## Material shown
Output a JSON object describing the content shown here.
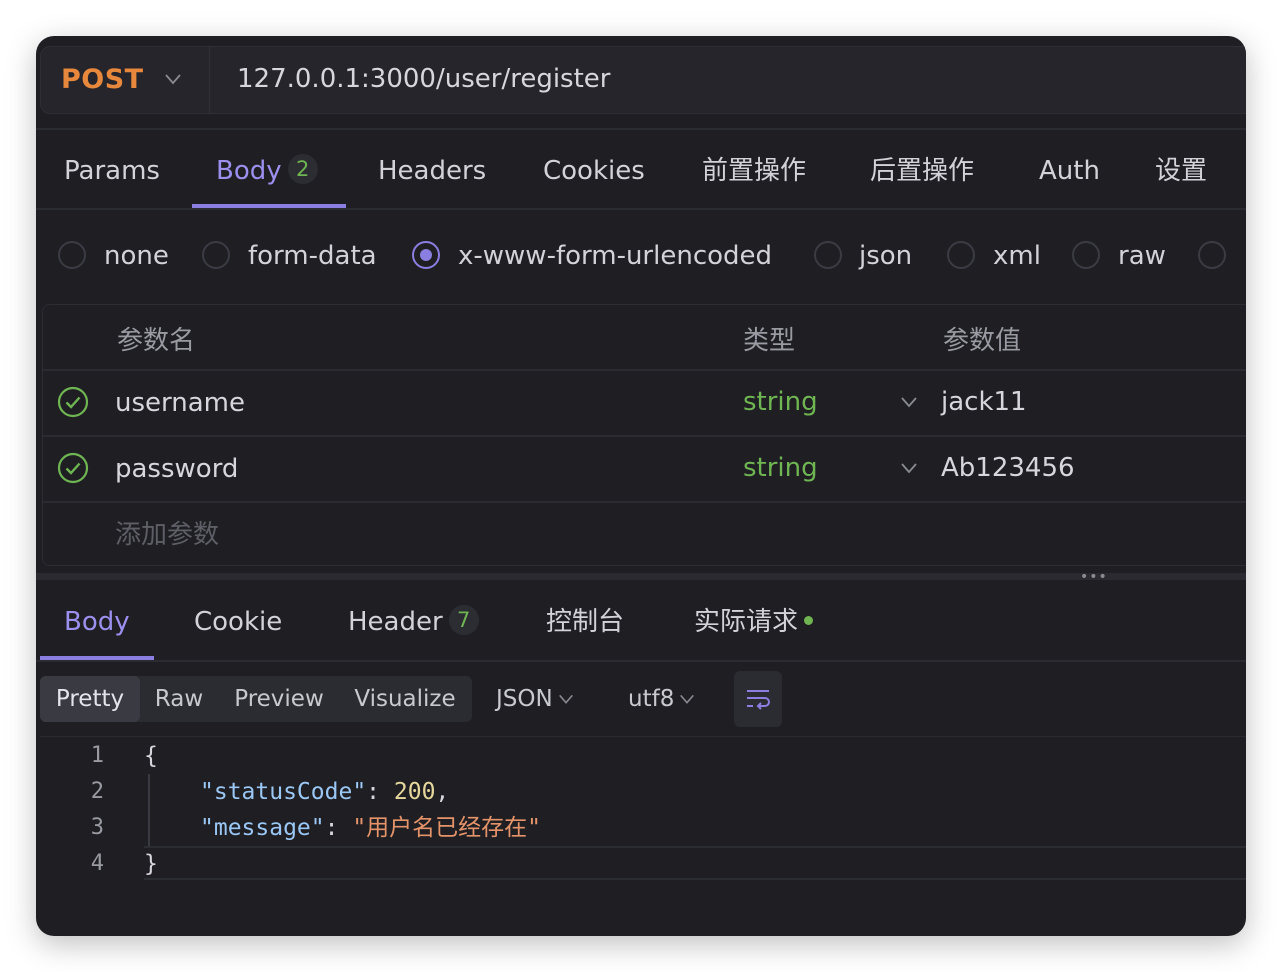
{
  "request": {
    "method": "POST",
    "url": "127.0.0.1:3000/user/register"
  },
  "request_tabs": [
    {
      "label": "Params"
    },
    {
      "label": "Body",
      "badge": "2"
    },
    {
      "label": "Headers"
    },
    {
      "label": "Cookies"
    },
    {
      "label": "前置操作"
    },
    {
      "label": "后置操作"
    },
    {
      "label": "Auth"
    },
    {
      "label": "设置"
    }
  ],
  "body_types": [
    {
      "label": "none",
      "selected": false
    },
    {
      "label": "form-data",
      "selected": false
    },
    {
      "label": "x-www-form-urlencoded",
      "selected": true
    },
    {
      "label": "json",
      "selected": false
    },
    {
      "label": "xml",
      "selected": false
    },
    {
      "label": "raw",
      "selected": false
    }
  ],
  "params_table": {
    "headers": {
      "name": "参数名",
      "type": "类型",
      "value": "参数值"
    },
    "rows": [
      {
        "name": "username",
        "type": "string",
        "value": "jack11",
        "enabled": true
      },
      {
        "name": "password",
        "type": "string",
        "value": "Ab123456",
        "enabled": true
      }
    ],
    "add_placeholder": "添加参数"
  },
  "response_tabs": [
    {
      "label": "Body"
    },
    {
      "label": "Cookie"
    },
    {
      "label": "Header",
      "badge": "7"
    },
    {
      "label": "控制台"
    },
    {
      "label": "实际请求"
    }
  ],
  "response_toolbar": {
    "views": [
      "Pretty",
      "Raw",
      "Preview",
      "Visualize"
    ],
    "format": "JSON",
    "encoding": "utf8"
  },
  "response_body": {
    "line_numbers": [
      "1",
      "2",
      "3",
      "4"
    ],
    "open_brace": "{",
    "close_brace": "}",
    "fields": [
      {
        "key": "\"statusCode\"",
        "value": "200",
        "trail": ","
      },
      {
        "key": "\"message\"",
        "value": "\"用户名已经存在\"",
        "trail": ""
      }
    ]
  },
  "colors": {
    "accent": "#8a7fe0",
    "method": "#e7883c",
    "success": "#6fb552",
    "background": "#1e1e23"
  },
  "icons": [
    "chevron-down-icon",
    "check-circle-icon",
    "wrap-lines-icon",
    "more-dots-icon"
  ]
}
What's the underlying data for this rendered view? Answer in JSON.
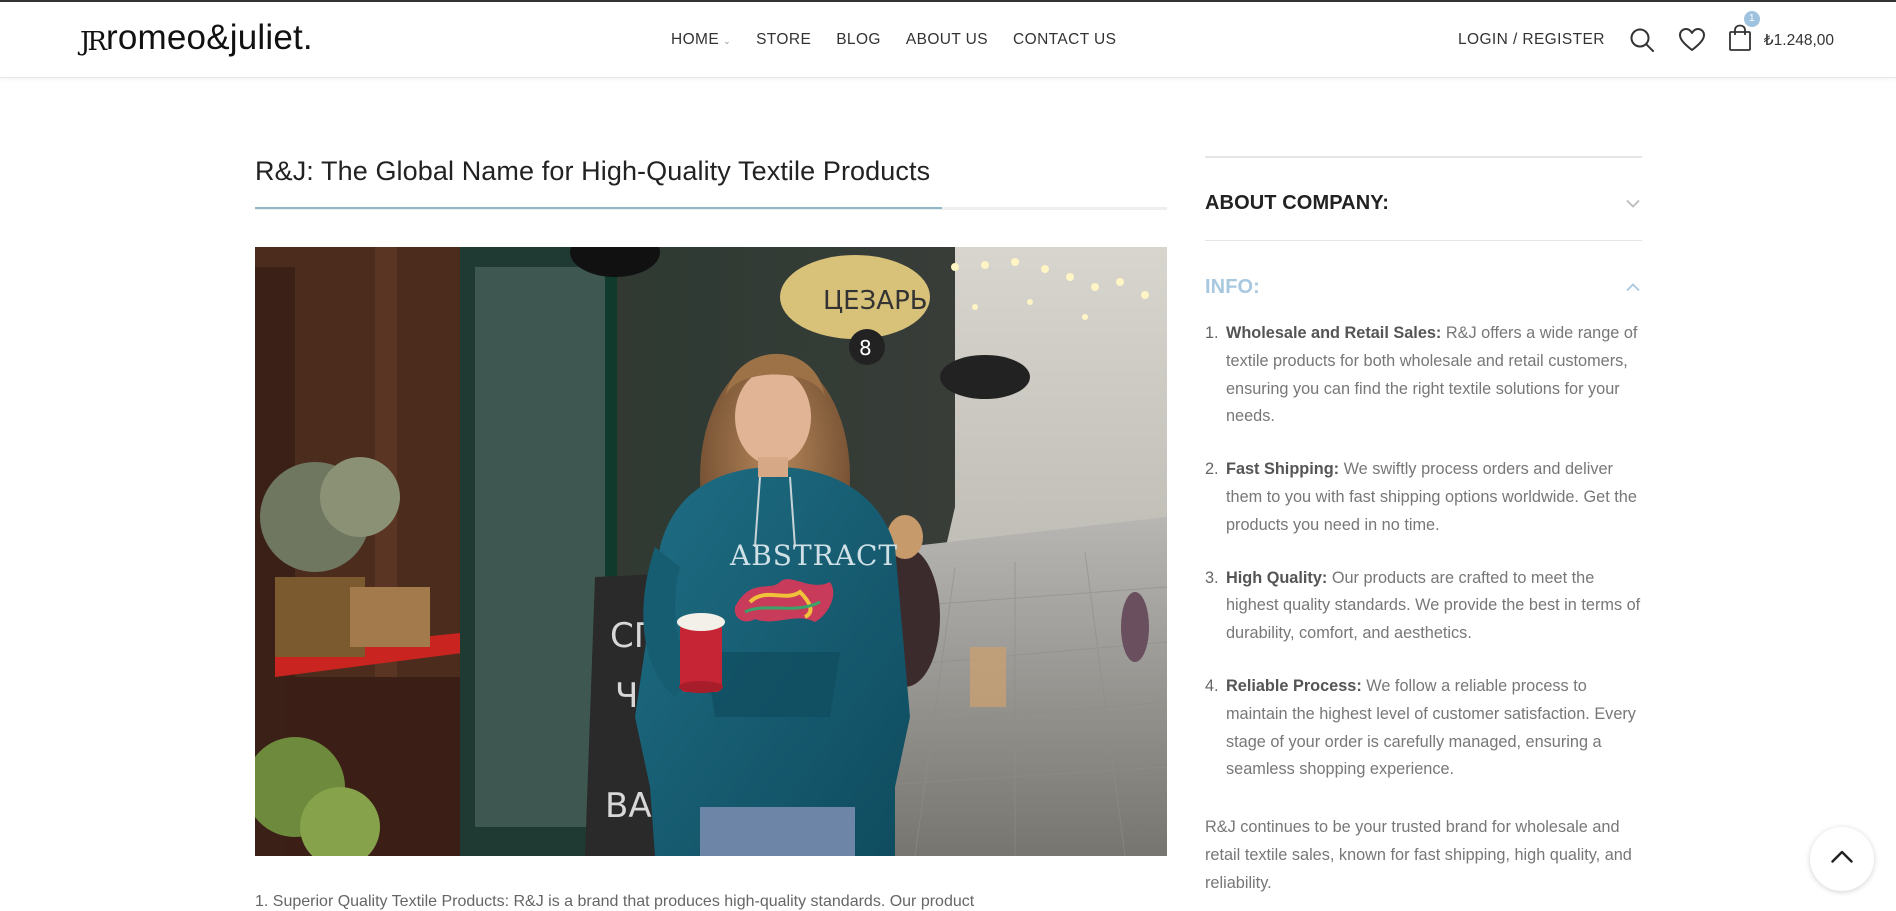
{
  "brand": {
    "mark": "JR",
    "name": "romeo&juliet."
  },
  "nav": {
    "items": [
      {
        "label": "HOME",
        "has_dropdown": true
      },
      {
        "label": "STORE"
      },
      {
        "label": "BLOG"
      },
      {
        "label": "ABOUT US"
      },
      {
        "label": "CONTACT US"
      }
    ]
  },
  "header": {
    "login_label": "LOGIN / REGISTER",
    "cart_count": "1",
    "cart_total": "₺1.248,00",
    "icons": [
      "search-icon",
      "heart-icon",
      "shopping-bag-icon"
    ]
  },
  "article": {
    "title": "R&J: The Global Name for High-Quality Textile Products",
    "hero_image_alt": "ABSTRACT",
    "partial_text": "1. Superior Quality Textile Products: R&J is a brand that produces high-quality standards. Our product"
  },
  "sidebar": {
    "about_heading": "ABOUT COMPANY:",
    "info_heading": "INFO:",
    "items": [
      {
        "num": "1.",
        "title": "Wholesale and Retail Sales:",
        "text": " R&J offers a wide range of textile products for both wholesale and retail customers, ensuring you can find the right textile solutions for your needs."
      },
      {
        "num": "2.",
        "title": "Fast Shipping:",
        "text": " We swiftly process orders and deliver them to you with fast shipping options worldwide. Get the products you need in no time."
      },
      {
        "num": "3.",
        "title": "High Quality:",
        "text": " Our products are crafted to meet the highest quality standards. We provide the best in terms of durability, comfort, and aesthetics."
      },
      {
        "num": "4.",
        "title": "Reliable Process:",
        "text": " We follow a reliable process to maintain the highest level of customer satisfaction. Every stage of your order is carefully managed, ensuring a seamless shopping experience."
      }
    ],
    "closing": "R&J continues to be your trusted brand for wholesale and retail textile sales, known for fast shipping, high quality, and reliability."
  },
  "colors": {
    "accent": "#a8c8df",
    "title_rule": "#8fb8c6",
    "badge": "#9fc3df"
  }
}
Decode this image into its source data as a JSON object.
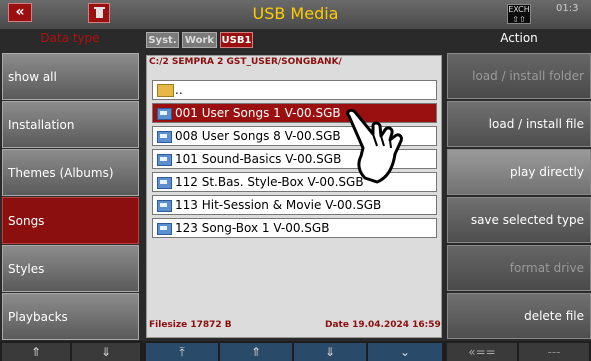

## Exercise details
Copy every entry exactly as written. Pictures are excluded.

## Correct answer
Output a JSON object describing the content shown here.
{
  "request": {
    "method": "POST",
    "url": "127.0.0.1:3000/user/register"
  },
  "request_tabs": [
    {
      "label": "Params"
    },
    {
      "label": "Body",
      "badge": "2"
    },
    {
      "label": "Headers"
    },
    {
      "label": "Cookies"
    },
    {
      "label": "前置操作"
    },
    {
      "label": "后置操作"
    },
    {
      "label": "Auth"
    },
    {
      "label": "设置"
    }
  ],
  "body_types": [
    {
      "label": "none",
      "selected": false
    },
    {
      "label": "form-data",
      "selected": false
    },
    {
      "label": "x-www-form-urlencoded",
      "selected": true
    },
    {
      "label": "json",
      "selected": false
    },
    {
      "label": "xml",
      "selected": false
    },
    {
      "label": "raw",
      "selected": false
    }
  ],
  "params_table": {
    "headers": {
      "name": "参数名",
      "type": "类型",
      "value": "参数值"
    },
    "rows": [
      {
        "name": "username",
        "type": "string",
        "value": "jack11",
        "enabled": true
      },
      {
        "name": "password",
        "type": "string",
        "value": "Ab123456",
        "enabled": true
      }
    ],
    "add_placeholder": "添加参数"
  },
  "response_tabs": [
    {
      "label": "Body"
    },
    {
      "label": "Cookie"
    },
    {
      "label": "Header",
      "badge": "7"
    },
    {
      "label": "控制台"
    },
    {
      "label": "实际请求"
    }
  ],
  "response_toolbar": {
    "views": [
      "Pretty",
      "Raw",
      "Preview",
      "Visualize"
    ],
    "format": "JSON",
    "encoding": "utf8"
  },
  "response_body": {
    "line_numbers": [
      "1",
      "2",
      "3",
      "4"
    ],
    "open_brace": "{",
    "close_brace": "}",
    "fields": [
      {
        "key": "\"statusCode\"",
        "value": "200",
        "trail": ","
      },
      {
        "key": "\"message\"",
        "value": "\"用户名已经存在\"",
        "trail": ""
      }
    ]
  },
  "colors": {
    "accent": "#8a7fe0",
    "method": "#e7883c",
    "success": "#6fb552",
    "background": "#1e1e23"
  },
  "icons": [
    "chevron-down-icon",
    "check-circle-icon",
    "wrap-lines-icon",
    "more-dots-icon"
  ]
}
What's the underlying data for this rendered view? Answer in JSON.
{
  "brand": {
    "mark": "JR",
    "name": "romeo&juliet."
  },
  "nav": {
    "items": [
      {
        "label": "HOME",
        "has_dropdown": true
      },
      {
        "label": "STORE"
      },
      {
        "label": "BLOG"
      },
      {
        "label": "ABOUT US"
      },
      {
        "label": "CONTACT US"
      }
    ]
  },
  "header": {
    "login_label": "LOGIN / REGISTER",
    "cart_count": "1",
    "cart_total": "₺1.248,00",
    "icons": [
      "search-icon",
      "heart-icon",
      "shopping-bag-icon"
    ]
  },
  "article": {
    "title": "R&J: The Global Name for High-Quality Textile Products",
    "hero_image_alt": "ABSTRACT",
    "partial_text": "1. Superior Quality Textile Products: R&J is a brand that produces high-quality standards. Our product"
  },
  "sidebar": {
    "about_heading": "ABOUT COMPANY:",
    "info_heading": "INFO:",
    "items": [
      {
        "num": "1.",
        "title": "Wholesale and Retail Sales:",
        "text": " R&J offers a wide range of textile products for both wholesale and retail customers, ensuring you can find the right textile solutions for your needs."
      },
      {
        "num": "2.",
        "title": "Fast Shipping:",
        "text": " We swiftly process orders and deliver them to you with fast shipping options worldwide. Get the products you need in no time."
      },
      {
        "num": "3.",
        "title": "High Quality:",
        "text": " Our products are crafted to meet the highest quality standards. We provide the best in terms of durability, comfort, and aesthetics."
      },
      {
        "num": "4.",
        "title": "Reliable Process:",
        "text": " We follow a reliable process to maintain the highest level of customer satisfaction. Every stage of your order is carefully managed, ensuring a seamless shopping experience."
      }
    ],
    "closing": "R&J continues to be your trusted brand for wholesale and retail textile sales, known for fast shipping, high quality, and reliability."
  },
  "colors": {
    "accent": "#a8c8df",
    "title_rule": "#8fb8c6",
    "badge": "#9fc3df"
  }
}
Decode this image into its source data as a JSON object.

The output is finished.